_EXERCISE DETAILS_
Render every line of the material below as a Markdown table with the columns Row and Line. Number each row and omit blank lines.

_DATASET ENTRIES_
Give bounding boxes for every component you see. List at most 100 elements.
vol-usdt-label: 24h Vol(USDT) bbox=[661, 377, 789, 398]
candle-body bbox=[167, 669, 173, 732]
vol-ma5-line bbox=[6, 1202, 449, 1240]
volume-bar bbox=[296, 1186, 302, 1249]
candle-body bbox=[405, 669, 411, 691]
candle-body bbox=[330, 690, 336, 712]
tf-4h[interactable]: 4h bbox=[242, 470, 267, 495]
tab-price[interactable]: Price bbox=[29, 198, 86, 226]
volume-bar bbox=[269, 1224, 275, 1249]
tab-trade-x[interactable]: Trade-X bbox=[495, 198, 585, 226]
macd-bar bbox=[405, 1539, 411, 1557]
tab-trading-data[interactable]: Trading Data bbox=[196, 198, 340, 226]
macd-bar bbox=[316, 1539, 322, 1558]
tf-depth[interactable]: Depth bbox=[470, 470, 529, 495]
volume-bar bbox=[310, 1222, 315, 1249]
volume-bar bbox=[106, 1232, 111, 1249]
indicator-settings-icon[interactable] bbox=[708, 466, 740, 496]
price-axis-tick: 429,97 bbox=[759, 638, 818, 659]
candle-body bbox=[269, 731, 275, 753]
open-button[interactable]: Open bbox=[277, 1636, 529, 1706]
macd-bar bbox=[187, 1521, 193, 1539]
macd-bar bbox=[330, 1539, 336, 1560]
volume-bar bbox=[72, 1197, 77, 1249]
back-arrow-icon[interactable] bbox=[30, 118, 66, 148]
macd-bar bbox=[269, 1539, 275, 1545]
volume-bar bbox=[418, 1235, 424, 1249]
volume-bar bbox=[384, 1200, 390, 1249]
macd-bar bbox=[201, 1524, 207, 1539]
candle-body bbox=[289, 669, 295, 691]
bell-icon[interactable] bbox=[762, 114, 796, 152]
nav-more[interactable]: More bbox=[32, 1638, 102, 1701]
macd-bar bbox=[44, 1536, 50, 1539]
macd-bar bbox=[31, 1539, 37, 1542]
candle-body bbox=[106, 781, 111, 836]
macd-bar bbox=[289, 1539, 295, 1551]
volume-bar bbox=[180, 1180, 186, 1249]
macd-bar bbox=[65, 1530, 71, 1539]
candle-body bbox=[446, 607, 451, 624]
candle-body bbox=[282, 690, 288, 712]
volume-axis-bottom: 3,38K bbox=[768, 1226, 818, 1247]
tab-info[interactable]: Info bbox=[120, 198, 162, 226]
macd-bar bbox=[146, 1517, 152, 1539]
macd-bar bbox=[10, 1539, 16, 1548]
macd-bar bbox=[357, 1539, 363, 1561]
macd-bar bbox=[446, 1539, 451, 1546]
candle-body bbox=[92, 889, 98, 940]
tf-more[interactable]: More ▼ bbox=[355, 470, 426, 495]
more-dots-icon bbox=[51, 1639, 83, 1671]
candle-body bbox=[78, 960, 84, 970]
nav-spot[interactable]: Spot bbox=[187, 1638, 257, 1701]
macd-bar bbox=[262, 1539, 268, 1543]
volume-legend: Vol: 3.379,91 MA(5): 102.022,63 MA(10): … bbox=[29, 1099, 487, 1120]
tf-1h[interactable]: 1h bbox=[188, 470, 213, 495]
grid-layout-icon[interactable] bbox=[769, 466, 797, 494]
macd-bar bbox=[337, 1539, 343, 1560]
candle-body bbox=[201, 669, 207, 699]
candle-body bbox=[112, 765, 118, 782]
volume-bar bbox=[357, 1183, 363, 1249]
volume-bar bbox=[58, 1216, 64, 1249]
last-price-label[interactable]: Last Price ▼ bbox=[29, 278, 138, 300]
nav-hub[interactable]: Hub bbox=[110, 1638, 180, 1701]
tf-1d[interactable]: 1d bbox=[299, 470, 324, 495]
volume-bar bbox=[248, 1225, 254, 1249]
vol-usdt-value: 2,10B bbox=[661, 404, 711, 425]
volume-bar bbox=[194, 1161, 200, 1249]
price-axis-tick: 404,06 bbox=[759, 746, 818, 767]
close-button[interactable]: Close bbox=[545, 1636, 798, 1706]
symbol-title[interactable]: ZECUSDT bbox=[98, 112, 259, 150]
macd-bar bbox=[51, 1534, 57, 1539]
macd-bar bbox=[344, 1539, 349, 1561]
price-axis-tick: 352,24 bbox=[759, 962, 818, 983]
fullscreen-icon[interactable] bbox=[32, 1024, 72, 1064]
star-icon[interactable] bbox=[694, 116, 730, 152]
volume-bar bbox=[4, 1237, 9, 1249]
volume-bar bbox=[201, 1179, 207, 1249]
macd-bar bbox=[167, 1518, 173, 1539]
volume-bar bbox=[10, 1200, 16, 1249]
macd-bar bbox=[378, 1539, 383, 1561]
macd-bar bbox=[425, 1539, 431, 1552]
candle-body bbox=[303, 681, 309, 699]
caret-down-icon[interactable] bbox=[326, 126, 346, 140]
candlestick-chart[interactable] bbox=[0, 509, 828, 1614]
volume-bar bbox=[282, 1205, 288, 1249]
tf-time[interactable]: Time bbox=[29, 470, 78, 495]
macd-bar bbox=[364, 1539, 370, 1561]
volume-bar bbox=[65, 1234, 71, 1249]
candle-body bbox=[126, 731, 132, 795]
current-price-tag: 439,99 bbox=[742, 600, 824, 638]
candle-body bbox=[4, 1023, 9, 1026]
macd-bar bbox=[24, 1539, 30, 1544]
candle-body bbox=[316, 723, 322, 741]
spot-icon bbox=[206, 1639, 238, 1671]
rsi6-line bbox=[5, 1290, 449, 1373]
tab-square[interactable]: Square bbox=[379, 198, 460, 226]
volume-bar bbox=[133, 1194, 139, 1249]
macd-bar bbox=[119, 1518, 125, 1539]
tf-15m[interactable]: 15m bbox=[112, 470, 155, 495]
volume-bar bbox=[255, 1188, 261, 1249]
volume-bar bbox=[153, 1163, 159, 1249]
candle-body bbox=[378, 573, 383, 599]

_EXERCISE RESULT_
| Row | Line |
|---|---|
| 1 | Give bounding boxes for every component you see. List at most 100 elements. |
| 2 | vol-usdt-label: 24h Vol(USDT) bbox=[661, 377, 789, 398] |
| 3 | candle-body bbox=[167, 669, 173, 732] |
| 4 | vol-ma5-line bbox=[6, 1202, 449, 1240] |
| 5 | volume-bar bbox=[296, 1186, 302, 1249] |
| 6 | candle-body bbox=[405, 669, 411, 691] |
| 7 | candle-body bbox=[330, 690, 336, 712] |
| 8 | tf-4h[interactable]: 4h bbox=[242, 470, 267, 495] |
| 9 | tab-price[interactable]: Price bbox=[29, 198, 86, 226] |
| 10 | volume-bar bbox=[269, 1224, 275, 1249] |
| 11 | tab-trade-x[interactable]: Trade-X bbox=[495, 198, 585, 226] |
| 12 | macd-bar bbox=[405, 1539, 411, 1557] |
| 13 | tab-trading-data[interactable]: Trading Data bbox=[196, 198, 340, 226] |
| 14 | macd-bar bbox=[316, 1539, 322, 1558] |
| 15 | tf-depth[interactable]: Depth bbox=[470, 470, 529, 495] |
| 16 | volume-bar bbox=[310, 1222, 315, 1249] |
| 17 | volume-bar bbox=[106, 1232, 111, 1249] |
| 18 | indicator-settings-icon[interactable] bbox=[708, 466, 740, 496] |
| 19 | price-axis-tick: 429,97 bbox=[759, 638, 818, 659] |
| 20 | candle-body bbox=[269, 731, 275, 753] |
| 21 | open-button[interactable]: Open bbox=[277, 1636, 529, 1706] |
| 22 | macd-bar bbox=[187, 1521, 193, 1539] |
| 23 | macd-bar bbox=[330, 1539, 336, 1560] |
| 24 | volume-bar bbox=[72, 1197, 77, 1249] |
| 25 | back-arrow-icon[interactable] bbox=[30, 118, 66, 148] |
| 26 | macd-bar bbox=[269, 1539, 275, 1545] |
| 27 | volume-bar bbox=[418, 1235, 424, 1249] |
| 28 | volume-bar bbox=[384, 1200, 390, 1249] |
| 29 | macd-bar bbox=[201, 1524, 207, 1539] |
| 30 | candle-body bbox=[289, 669, 295, 691] |
| 31 | bell-icon[interactable] bbox=[762, 114, 796, 152] |
| 32 | nav-more[interactable]: More bbox=[32, 1638, 102, 1701] |
| 33 | macd-bar bbox=[44, 1536, 50, 1539] |
| 34 | macd-bar bbox=[31, 1539, 37, 1542] |
| 35 | candle-body bbox=[106, 781, 111, 836] |
| 36 | macd-bar bbox=[289, 1539, 295, 1551] |
| 37 | volume-bar bbox=[180, 1180, 186, 1249] |
| 38 | macd-bar bbox=[65, 1530, 71, 1539] |
| 39 | candle-body bbox=[446, 607, 451, 624] |
| 40 | candle-body bbox=[282, 690, 288, 712] |
| 41 | volume-axis-bottom: 3,38K bbox=[768, 1226, 818, 1247] |
| 42 | tab-info[interactable]: Info bbox=[120, 198, 162, 226] |
| 43 | macd-bar bbox=[146, 1517, 152, 1539] |
| 44 | macd-bar bbox=[10, 1539, 16, 1548] |
| 45 | macd-bar bbox=[357, 1539, 363, 1561] |
| 46 | macd-bar bbox=[446, 1539, 451, 1546] |
| 47 | candle-body bbox=[92, 889, 98, 940] |
| 48 | tf-more[interactable]: More ▼ bbox=[355, 470, 426, 495] |
| 49 | more-dots-icon bbox=[51, 1639, 83, 1671] |
| 50 | candle-body bbox=[78, 960, 84, 970] |
| 51 | nav-spot[interactable]: Spot bbox=[187, 1638, 257, 1701] |
| 52 | macd-bar bbox=[262, 1539, 268, 1543] |
| 53 | volume-legend: Vol: 3.379,91 MA(5): 102.022,63 MA(10): … bbox=[29, 1099, 487, 1120] |
| 54 | tf-1h[interactable]: 1h bbox=[188, 470, 213, 495] |
| 55 | grid-layout-icon[interactable] bbox=[769, 466, 797, 494] |
| 56 | macd-bar bbox=[337, 1539, 343, 1560] |
| 57 | candle-body bbox=[201, 669, 207, 699] |
| 58 | candle-body bbox=[112, 765, 118, 782] |
| 59 | volume-bar bbox=[357, 1183, 363, 1249] |
| 60 | volume-bar bbox=[58, 1216, 64, 1249] |
| 61 | last-price-label[interactable]: Last Price ▼ bbox=[29, 278, 138, 300] |
| 62 | nav-hub[interactable]: Hub bbox=[110, 1638, 180, 1701] |
| 63 | tf-1d[interactable]: 1d bbox=[299, 470, 324, 495] |
| 64 | volume-bar bbox=[248, 1225, 254, 1249] |
| 65 | vol-usdt-value: 2,10B bbox=[661, 404, 711, 425] |
| 66 | volume-bar bbox=[194, 1161, 200, 1249] |
| 67 | price-axis-tick: 404,06 bbox=[759, 746, 818, 767] |
| 68 | close-button[interactable]: Close bbox=[545, 1636, 798, 1706] |
| 69 | symbol-title[interactable]: ZECUSDT bbox=[98, 112, 259, 150] |
| 70 | macd-bar bbox=[51, 1534, 57, 1539] |
| 71 | macd-bar bbox=[344, 1539, 349, 1561] |
| 72 | price-axis-tick: 352,24 bbox=[759, 962, 818, 983] |
| 73 | fullscreen-icon[interactable] bbox=[32, 1024, 72, 1064] |
| 74 | star-icon[interactable] bbox=[694, 116, 730, 152] |
| 75 | volume-bar bbox=[4, 1237, 9, 1249] |
| 76 | volume-bar bbox=[201, 1179, 207, 1249] |
| 77 | macd-bar bbox=[167, 1518, 173, 1539] |
| 78 | volume-bar bbox=[10, 1200, 16, 1249] |
| 79 | macd-bar bbox=[378, 1539, 383, 1561] |
| 80 | macd-bar bbox=[425, 1539, 431, 1552] |
| 81 | candle-body bbox=[303, 681, 309, 699] |
| 82 | caret-down-icon[interactable] bbox=[326, 126, 346, 140] |
| 83 | candlestick-chart[interactable] bbox=[0, 509, 828, 1614] |
| 84 | volume-bar bbox=[282, 1205, 288, 1249] |
| 85 | tf-time[interactable]: Time bbox=[29, 470, 78, 495] |
| 86 | macd-bar bbox=[364, 1539, 370, 1561] |
| 87 | volume-bar bbox=[65, 1234, 71, 1249] |
| 88 | candle-body bbox=[126, 731, 132, 795] |
| 89 | current-price-tag: 439,99 bbox=[742, 600, 824, 638] |
| 90 | candle-body bbox=[4, 1023, 9, 1026] |
| 91 | macd-bar bbox=[24, 1539, 30, 1544] |
| 92 | candle-body bbox=[316, 723, 322, 741] |
| 93 | spot-icon bbox=[206, 1639, 238, 1671] |
| 94 | rsi6-line bbox=[5, 1290, 449, 1373] |
| 95 | tab-square[interactable]: Square bbox=[379, 198, 460, 226] |
| 96 | volume-bar bbox=[133, 1194, 139, 1249] |
| 97 | macd-bar bbox=[119, 1518, 125, 1539] |
| 98 | tf-15m[interactable]: 15m bbox=[112, 470, 155, 495] |
| 99 | volume-bar bbox=[255, 1188, 261, 1249] |
| 100 | volume-bar bbox=[153, 1163, 159, 1249] |
| 101 | candle-body bbox=[378, 573, 383, 599] |